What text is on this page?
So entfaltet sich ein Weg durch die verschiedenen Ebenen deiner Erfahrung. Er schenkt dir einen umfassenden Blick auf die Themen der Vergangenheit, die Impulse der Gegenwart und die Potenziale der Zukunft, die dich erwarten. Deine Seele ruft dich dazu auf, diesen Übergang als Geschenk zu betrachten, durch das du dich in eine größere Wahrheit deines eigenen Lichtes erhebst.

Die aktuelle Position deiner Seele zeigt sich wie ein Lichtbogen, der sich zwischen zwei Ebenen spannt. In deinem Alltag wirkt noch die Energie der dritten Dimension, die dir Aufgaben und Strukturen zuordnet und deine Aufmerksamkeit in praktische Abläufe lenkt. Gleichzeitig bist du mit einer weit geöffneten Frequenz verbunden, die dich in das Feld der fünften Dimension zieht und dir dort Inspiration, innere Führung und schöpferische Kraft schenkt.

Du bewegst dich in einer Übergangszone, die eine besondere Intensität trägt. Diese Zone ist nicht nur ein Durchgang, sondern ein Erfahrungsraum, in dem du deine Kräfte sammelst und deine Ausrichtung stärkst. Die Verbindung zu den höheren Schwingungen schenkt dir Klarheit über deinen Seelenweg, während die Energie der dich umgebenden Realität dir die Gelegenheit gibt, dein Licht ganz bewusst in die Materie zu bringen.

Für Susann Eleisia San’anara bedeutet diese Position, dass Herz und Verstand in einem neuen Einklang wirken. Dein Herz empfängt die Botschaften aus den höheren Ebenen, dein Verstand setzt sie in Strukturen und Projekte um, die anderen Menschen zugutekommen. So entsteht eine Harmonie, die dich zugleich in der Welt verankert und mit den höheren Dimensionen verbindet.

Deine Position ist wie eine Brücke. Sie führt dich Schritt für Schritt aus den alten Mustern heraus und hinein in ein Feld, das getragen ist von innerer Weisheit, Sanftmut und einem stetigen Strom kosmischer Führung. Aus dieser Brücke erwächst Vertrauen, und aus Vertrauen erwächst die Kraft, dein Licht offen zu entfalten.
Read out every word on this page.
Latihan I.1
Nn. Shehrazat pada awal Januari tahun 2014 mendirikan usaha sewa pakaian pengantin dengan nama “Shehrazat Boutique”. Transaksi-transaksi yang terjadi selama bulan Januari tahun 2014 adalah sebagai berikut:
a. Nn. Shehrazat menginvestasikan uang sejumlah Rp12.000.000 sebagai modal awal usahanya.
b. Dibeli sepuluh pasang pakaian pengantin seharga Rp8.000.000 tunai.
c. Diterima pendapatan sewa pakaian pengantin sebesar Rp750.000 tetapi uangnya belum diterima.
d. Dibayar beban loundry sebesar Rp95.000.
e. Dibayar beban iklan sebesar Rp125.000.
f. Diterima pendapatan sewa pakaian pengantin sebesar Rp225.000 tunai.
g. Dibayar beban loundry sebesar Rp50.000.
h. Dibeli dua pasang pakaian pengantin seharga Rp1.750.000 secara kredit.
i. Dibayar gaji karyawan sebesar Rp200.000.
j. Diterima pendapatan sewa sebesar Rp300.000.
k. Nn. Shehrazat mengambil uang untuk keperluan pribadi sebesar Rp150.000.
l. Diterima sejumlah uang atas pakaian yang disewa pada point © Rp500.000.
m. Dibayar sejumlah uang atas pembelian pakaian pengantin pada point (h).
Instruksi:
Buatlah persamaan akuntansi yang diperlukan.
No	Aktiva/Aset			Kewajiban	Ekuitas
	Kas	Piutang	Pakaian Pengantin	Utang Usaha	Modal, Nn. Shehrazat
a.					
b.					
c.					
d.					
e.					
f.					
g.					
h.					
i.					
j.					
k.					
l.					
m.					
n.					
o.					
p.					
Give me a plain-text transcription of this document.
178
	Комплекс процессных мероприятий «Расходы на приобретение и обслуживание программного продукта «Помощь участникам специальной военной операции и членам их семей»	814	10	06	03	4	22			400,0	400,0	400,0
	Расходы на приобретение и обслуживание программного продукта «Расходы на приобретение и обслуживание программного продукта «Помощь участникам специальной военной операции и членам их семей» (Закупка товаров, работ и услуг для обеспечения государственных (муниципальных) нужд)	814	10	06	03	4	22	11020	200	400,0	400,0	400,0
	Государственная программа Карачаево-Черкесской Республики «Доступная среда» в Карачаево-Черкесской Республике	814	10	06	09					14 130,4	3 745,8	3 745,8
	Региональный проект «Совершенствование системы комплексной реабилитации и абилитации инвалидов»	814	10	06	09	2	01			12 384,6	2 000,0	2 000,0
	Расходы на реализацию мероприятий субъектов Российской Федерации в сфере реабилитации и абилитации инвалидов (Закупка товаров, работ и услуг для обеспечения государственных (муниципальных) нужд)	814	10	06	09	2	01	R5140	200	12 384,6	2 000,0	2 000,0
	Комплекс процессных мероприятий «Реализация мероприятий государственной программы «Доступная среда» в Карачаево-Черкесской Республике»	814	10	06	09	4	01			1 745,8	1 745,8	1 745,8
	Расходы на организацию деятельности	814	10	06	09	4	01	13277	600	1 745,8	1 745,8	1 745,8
* * *
— THE EXERCISE —
Begin at the line containing "Give me a plain-text" and reproduce each line through the end of the records above.

— ANSWER TO THE TASK —
Give me a plain-text transcription of this document.
178
	Комплекс процессных мероприятий «Расходы на приобретение и обслуживание программного продукта «Помощь участникам специальной военной операции и членам их семей»	814	10	06	03	4	22			400,0	400,0	400,0
	Расходы на приобретение и обслуживание программного продукта «Расходы на приобретение и обслуживание программного продукта «Помощь участникам специальной военной операции и членам их семей» (Закупка товаров, работ и услуг для обеспечения государственных (муниципальных) нужд)	814	10	06	03	4	22	11020	200	400,0	400,0	400,0
	Государственная программа Карачаево-Черкесской Республики «Доступная среда» в Карачаево-Черкесской Республике	814	10	06	09					14 130,4	3 745,8	3 745,8
	Региональный проект «Совершенствование системы комплексной реабилитации и абилитации инвалидов»	814	10	06	09	2	01			12 384,6	2 000,0	2 000,0
	Расходы на реализацию мероприятий субъектов Российской Федерации в сфере реабилитации и абилитации инвалидов (Закупка товаров, работ и услуг для обеспечения государственных (муниципальных) нужд)	814	10	06	09	2	01	R5140	200	12 384,6	2 000,0	2 000,0
	Комплекс процессных мероприятий «Реализация мероприятий государственной программы «Доступная среда» в Карачаево-Черкесской Республике»	814	10	06	09	4	01			1 745,8	1 745,8	1 745,8
	Расходы на организацию деятельности	814	10	06	09	4	01	13277	600	1 745,8	1 745,8	1 745,8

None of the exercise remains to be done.